- Request -
Leaving the pictures aside, transcribe every line below exactly.
━━━ Excerpted records ━━━
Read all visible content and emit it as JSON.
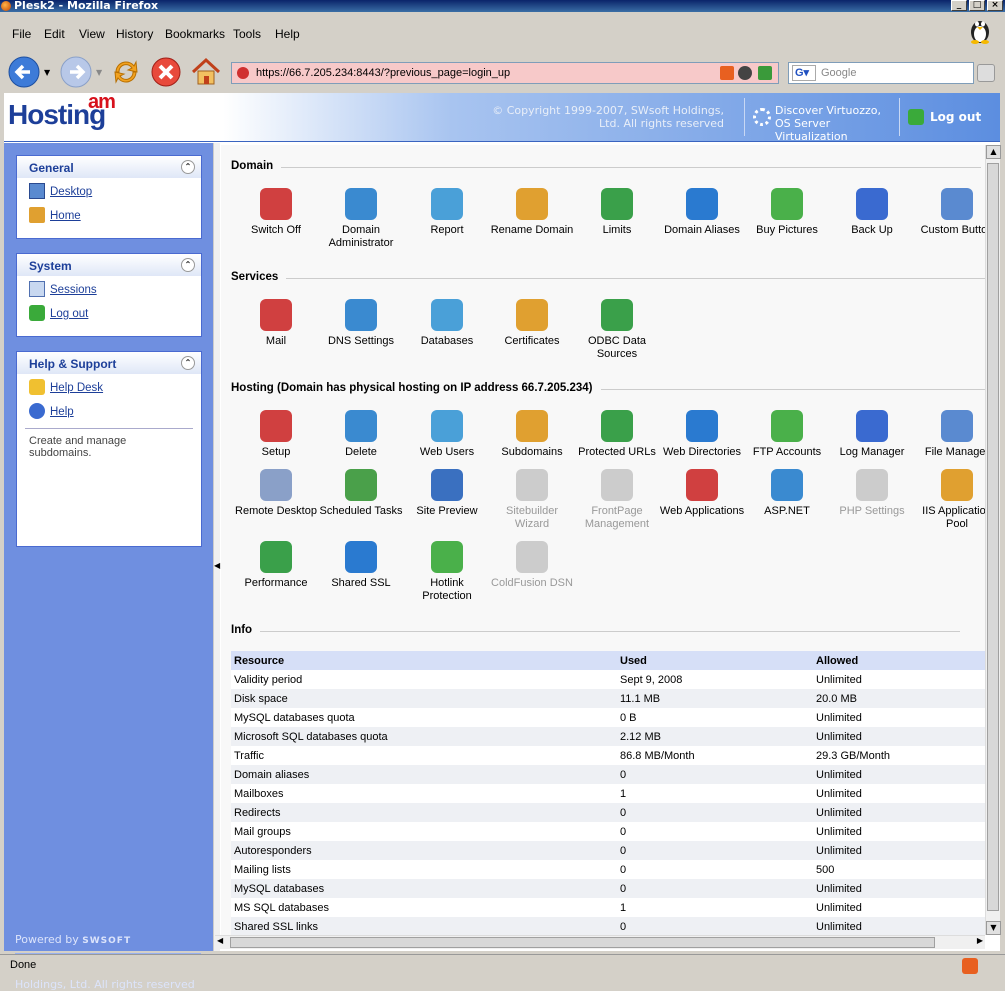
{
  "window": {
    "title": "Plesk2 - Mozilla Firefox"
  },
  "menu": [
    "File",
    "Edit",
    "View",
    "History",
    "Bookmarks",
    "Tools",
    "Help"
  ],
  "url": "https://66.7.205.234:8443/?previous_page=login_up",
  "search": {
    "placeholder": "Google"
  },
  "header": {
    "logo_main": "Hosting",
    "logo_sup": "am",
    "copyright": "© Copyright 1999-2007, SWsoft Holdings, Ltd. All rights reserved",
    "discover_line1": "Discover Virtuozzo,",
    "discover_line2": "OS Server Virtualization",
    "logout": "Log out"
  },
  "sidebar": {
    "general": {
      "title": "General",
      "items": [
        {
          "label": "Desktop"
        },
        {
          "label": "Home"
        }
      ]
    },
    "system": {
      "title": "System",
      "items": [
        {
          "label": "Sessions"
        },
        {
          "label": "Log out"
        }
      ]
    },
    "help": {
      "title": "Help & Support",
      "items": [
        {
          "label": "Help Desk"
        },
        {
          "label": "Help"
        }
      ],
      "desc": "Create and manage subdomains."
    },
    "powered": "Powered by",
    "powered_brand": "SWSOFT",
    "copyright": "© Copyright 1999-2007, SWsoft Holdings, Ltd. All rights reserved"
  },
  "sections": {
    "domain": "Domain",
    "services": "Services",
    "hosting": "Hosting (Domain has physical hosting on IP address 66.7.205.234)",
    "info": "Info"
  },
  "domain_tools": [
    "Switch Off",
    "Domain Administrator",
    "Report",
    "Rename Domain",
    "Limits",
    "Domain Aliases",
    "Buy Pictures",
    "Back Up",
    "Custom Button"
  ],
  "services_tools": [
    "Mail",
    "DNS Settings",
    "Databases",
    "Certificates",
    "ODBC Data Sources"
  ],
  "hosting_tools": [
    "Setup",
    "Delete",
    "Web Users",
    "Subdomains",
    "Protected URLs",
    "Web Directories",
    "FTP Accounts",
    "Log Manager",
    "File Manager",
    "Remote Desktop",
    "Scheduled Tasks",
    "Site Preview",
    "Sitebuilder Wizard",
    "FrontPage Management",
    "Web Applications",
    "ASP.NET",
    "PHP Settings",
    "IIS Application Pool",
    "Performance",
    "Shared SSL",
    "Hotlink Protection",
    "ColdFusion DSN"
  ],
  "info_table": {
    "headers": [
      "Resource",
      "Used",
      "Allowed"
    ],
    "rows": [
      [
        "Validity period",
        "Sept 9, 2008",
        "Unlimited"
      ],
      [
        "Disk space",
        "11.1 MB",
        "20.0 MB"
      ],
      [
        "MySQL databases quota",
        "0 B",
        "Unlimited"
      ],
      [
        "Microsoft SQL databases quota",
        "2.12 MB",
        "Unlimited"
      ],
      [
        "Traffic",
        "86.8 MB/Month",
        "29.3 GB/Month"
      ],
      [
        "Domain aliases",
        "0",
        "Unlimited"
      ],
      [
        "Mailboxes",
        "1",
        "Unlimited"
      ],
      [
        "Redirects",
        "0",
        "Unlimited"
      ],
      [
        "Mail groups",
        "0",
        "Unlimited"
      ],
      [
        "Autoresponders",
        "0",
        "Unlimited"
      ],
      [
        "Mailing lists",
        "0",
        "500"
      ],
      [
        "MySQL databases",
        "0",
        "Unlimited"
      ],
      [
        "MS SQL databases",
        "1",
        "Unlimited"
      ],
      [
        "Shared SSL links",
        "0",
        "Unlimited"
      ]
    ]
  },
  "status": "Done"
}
━━━
- Response to this exercise -
Read all visible content and emit it as JSON.
{
  "window": {
    "title": "Plesk2 - Mozilla Firefox"
  },
  "menu": [
    "File",
    "Edit",
    "View",
    "History",
    "Bookmarks",
    "Tools",
    "Help"
  ],
  "url": "https://66.7.205.234:8443/?previous_page=login_up",
  "search": {
    "placeholder": "Google"
  },
  "header": {
    "logo_main": "Hosting",
    "logo_sup": "am",
    "copyright": "© Copyright 1999-2007, SWsoft Holdings, Ltd. All rights reserved",
    "discover_line1": "Discover Virtuozzo,",
    "discover_line2": "OS Server Virtualization",
    "logout": "Log out"
  },
  "sidebar": {
    "general": {
      "title": "General",
      "items": [
        {
          "label": "Desktop"
        },
        {
          "label": "Home"
        }
      ]
    },
    "system": {
      "title": "System",
      "items": [
        {
          "label": "Sessions"
        },
        {
          "label": "Log out"
        }
      ]
    },
    "help": {
      "title": "Help & Support",
      "items": [
        {
          "label": "Help Desk"
        },
        {
          "label": "Help"
        }
      ],
      "desc": "Create and manage subdomains."
    },
    "powered": "Powered by",
    "powered_brand": "SWSOFT",
    "copyright": "© Copyright 1999-2007, SWsoft Holdings, Ltd. All rights reserved"
  },
  "sections": {
    "domain": "Domain",
    "services": "Services",
    "hosting": "Hosting (Domain has physical hosting on IP address 66.7.205.234)",
    "info": "Info"
  },
  "domain_tools": [
    "Switch Off",
    "Domain Administrator",
    "Report",
    "Rename Domain",
    "Limits",
    "Domain Aliases",
    "Buy Pictures",
    "Back Up",
    "Custom Button"
  ],
  "services_tools": [
    "Mail",
    "DNS Settings",
    "Databases",
    "Certificates",
    "ODBC Data Sources"
  ],
  "hosting_tools": [
    "Setup",
    "Delete",
    "Web Users",
    "Subdomains",
    "Protected URLs",
    "Web Directories",
    "FTP Accounts",
    "Log Manager",
    "File Manager",
    "Remote Desktop",
    "Scheduled Tasks",
    "Site Preview",
    "Sitebuilder Wizard",
    "FrontPage Management",
    "Web Applications",
    "ASP.NET",
    "PHP Settings",
    "IIS Application Pool",
    "Performance",
    "Shared SSL",
    "Hotlink Protection",
    "ColdFusion DSN"
  ],
  "info_table": {
    "headers": [
      "Resource",
      "Used",
      "Allowed"
    ],
    "rows": [
      [
        "Validity period",
        "Sept 9, 2008",
        "Unlimited"
      ],
      [
        "Disk space",
        "11.1 MB",
        "20.0 MB"
      ],
      [
        "MySQL databases quota",
        "0 B",
        "Unlimited"
      ],
      [
        "Microsoft SQL databases quota",
        "2.12 MB",
        "Unlimited"
      ],
      [
        "Traffic",
        "86.8 MB/Month",
        "29.3 GB/Month"
      ],
      [
        "Domain aliases",
        "0",
        "Unlimited"
      ],
      [
        "Mailboxes",
        "1",
        "Unlimited"
      ],
      [
        "Redirects",
        "0",
        "Unlimited"
      ],
      [
        "Mail groups",
        "0",
        "Unlimited"
      ],
      [
        "Autoresponders",
        "0",
        "Unlimited"
      ],
      [
        "Mailing lists",
        "0",
        "500"
      ],
      [
        "MySQL databases",
        "0",
        "Unlimited"
      ],
      [
        "MS SQL databases",
        "1",
        "Unlimited"
      ],
      [
        "Shared SSL links",
        "0",
        "Unlimited"
      ]
    ]
  },
  "status": "Done"
}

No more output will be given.